======== SUPPLIED DATA ========

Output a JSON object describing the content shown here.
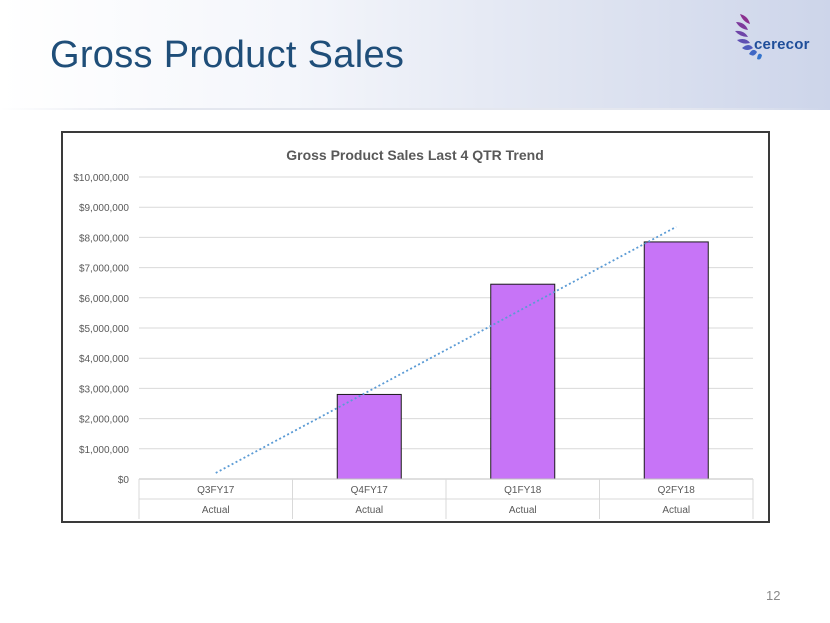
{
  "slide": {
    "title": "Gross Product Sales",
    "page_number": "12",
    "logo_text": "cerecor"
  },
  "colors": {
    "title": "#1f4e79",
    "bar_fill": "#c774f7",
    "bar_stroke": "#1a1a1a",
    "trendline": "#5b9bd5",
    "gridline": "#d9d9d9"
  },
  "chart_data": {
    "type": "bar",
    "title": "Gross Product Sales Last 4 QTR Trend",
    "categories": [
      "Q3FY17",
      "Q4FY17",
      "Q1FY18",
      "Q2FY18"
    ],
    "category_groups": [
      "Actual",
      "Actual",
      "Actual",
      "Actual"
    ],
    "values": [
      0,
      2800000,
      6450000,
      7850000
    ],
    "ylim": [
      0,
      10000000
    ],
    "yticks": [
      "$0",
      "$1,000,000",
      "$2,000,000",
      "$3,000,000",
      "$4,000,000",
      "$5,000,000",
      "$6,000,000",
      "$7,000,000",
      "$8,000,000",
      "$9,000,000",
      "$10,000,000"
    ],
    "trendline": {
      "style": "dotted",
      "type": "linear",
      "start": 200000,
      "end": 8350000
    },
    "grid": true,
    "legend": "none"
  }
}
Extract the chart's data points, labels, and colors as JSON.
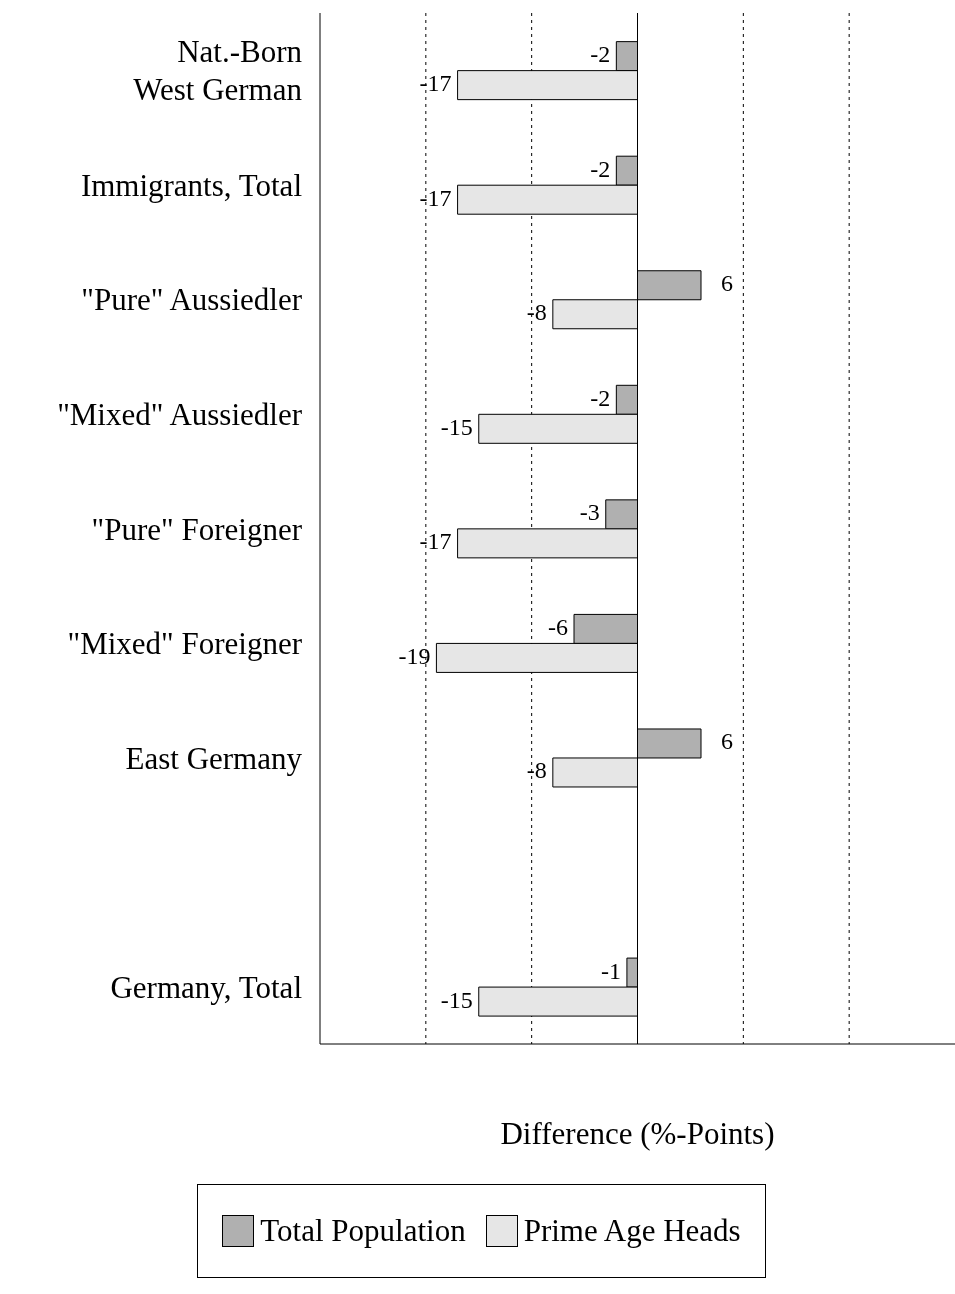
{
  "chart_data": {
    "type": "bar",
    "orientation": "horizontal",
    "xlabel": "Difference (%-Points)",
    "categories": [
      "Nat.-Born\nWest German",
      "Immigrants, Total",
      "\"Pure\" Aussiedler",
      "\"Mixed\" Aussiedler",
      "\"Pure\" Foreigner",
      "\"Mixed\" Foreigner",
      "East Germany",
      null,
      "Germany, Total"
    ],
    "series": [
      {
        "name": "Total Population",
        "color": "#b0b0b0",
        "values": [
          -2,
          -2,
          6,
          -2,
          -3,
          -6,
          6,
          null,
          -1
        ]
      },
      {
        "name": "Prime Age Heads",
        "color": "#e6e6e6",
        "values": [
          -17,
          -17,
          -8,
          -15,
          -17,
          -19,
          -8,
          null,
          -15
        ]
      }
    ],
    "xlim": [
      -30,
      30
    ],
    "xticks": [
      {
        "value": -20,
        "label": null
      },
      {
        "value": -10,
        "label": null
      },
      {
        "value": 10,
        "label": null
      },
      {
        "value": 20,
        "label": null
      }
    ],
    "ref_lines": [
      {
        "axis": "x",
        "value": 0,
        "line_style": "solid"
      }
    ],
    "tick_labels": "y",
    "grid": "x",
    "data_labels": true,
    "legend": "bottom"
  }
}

========

## WRITTEN EXERCISE:
Reproduce the whole listing word for word, setting aside any pictures.

## CORRECT OUTPUT:
Output a JSON object describing the content shown here.
{
  "slide": {
    "title": "Gross Product Sales",
    "page_number": "12",
    "logo_text": "cerecor"
  },
  "colors": {
    "title": "#1f4e79",
    "bar_fill": "#c774f7",
    "bar_stroke": "#1a1a1a",
    "trendline": "#5b9bd5",
    "gridline": "#d9d9d9"
  },
  "chart_data": {
    "type": "bar",
    "title": "Gross Product Sales Last 4 QTR Trend",
    "categories": [
      "Q3FY17",
      "Q4FY17",
      "Q1FY18",
      "Q2FY18"
    ],
    "category_groups": [
      "Actual",
      "Actual",
      "Actual",
      "Actual"
    ],
    "values": [
      0,
      2800000,
      6450000,
      7850000
    ],
    "ylim": [
      0,
      10000000
    ],
    "yticks": [
      "$0",
      "$1,000,000",
      "$2,000,000",
      "$3,000,000",
      "$4,000,000",
      "$5,000,000",
      "$6,000,000",
      "$7,000,000",
      "$8,000,000",
      "$9,000,000",
      "$10,000,000"
    ],
    "trendline": {
      "style": "dotted",
      "type": "linear",
      "start": 200000,
      "end": 8350000
    },
    "grid": true,
    "legend": "none"
  }
}
Extract the chart's data points, labels, and colors as JSON.
{
  "chart_data": {
    "type": "bar",
    "orientation": "horizontal",
    "xlabel": "Difference (%-Points)",
    "categories": [
      "Nat.-Born\nWest German",
      "Immigrants, Total",
      "\"Pure\" Aussiedler",
      "\"Mixed\" Aussiedler",
      "\"Pure\" Foreigner",
      "\"Mixed\" Foreigner",
      "East Germany",
      null,
      "Germany, Total"
    ],
    "series": [
      {
        "name": "Total Population",
        "color": "#b0b0b0",
        "values": [
          -2,
          -2,
          6,
          -2,
          -3,
          -6,
          6,
          null,
          -1
        ]
      },
      {
        "name": "Prime Age Heads",
        "color": "#e6e6e6",
        "values": [
          -17,
          -17,
          -8,
          -15,
          -17,
          -19,
          -8,
          null,
          -15
        ]
      }
    ],
    "xlim": [
      -30,
      30
    ],
    "xticks": [
      {
        "value": -20,
        "label": null
      },
      {
        "value": -10,
        "label": null
      },
      {
        "value": 10,
        "label": null
      },
      {
        "value": 20,
        "label": null
      }
    ],
    "ref_lines": [
      {
        "axis": "x",
        "value": 0,
        "line_style": "solid"
      }
    ],
    "tick_labels": "y",
    "grid": "x",
    "data_labels": true,
    "legend": "bottom"
  }
}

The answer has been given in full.